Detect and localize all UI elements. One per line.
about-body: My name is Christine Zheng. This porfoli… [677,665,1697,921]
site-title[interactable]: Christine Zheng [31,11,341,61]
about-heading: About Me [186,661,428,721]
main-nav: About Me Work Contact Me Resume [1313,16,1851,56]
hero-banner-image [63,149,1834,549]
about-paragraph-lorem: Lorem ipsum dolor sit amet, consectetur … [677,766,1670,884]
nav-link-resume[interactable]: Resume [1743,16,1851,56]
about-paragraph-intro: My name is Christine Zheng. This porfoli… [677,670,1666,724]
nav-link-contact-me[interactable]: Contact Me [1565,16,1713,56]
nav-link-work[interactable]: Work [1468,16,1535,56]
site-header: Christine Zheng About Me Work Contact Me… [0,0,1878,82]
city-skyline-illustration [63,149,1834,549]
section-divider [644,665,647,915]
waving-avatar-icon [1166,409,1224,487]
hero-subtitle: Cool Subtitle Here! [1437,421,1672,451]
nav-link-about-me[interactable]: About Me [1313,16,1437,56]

-*-

Directions: Present every line of the records above as a Markdown table with the columns Row and Record line, numbering each row and leaving out any blank lines.

Correct output:
| Row | Record line |
|---|---|
| 1 | Detect and localize all UI elements. One per line. |
| 2 | about-body: My name is Christine Zheng. This porfoli… [677,665,1697,921] |
| 3 | site-title[interactable]: Christine Zheng [31,11,341,61] |
| 4 | about-heading: About Me [186,661,428,721] |
| 5 | main-nav: About Me Work Contact Me Resume [1313,16,1851,56] |
| 6 | hero-banner-image [63,149,1834,549] |
| 7 | about-paragraph-lorem: Lorem ipsum dolor sit amet, consectetur … [677,766,1670,884] |
| 8 | nav-link-resume[interactable]: Resume [1743,16,1851,56] |
| 9 | about-paragraph-intro: My name is Christine Zheng. This porfoli… [677,670,1666,724] |
| 10 | nav-link-contact-me[interactable]: Contact Me [1565,16,1713,56] |
| 11 | nav-link-work[interactable]: Work [1468,16,1535,56] |
| 12 | site-header: Christine Zheng About Me Work Contact Me… [0,0,1878,82] |
| 13 | city-skyline-illustration [63,149,1834,549] |
| 14 | section-divider [644,665,647,915] |
| 15 | waving-avatar-icon [1166,409,1224,487] |
| 16 | hero-subtitle: Cool Subtitle Here! [1437,421,1672,451] |
| 17 | nav-link-about-me[interactable]: About Me [1313,16,1437,56] |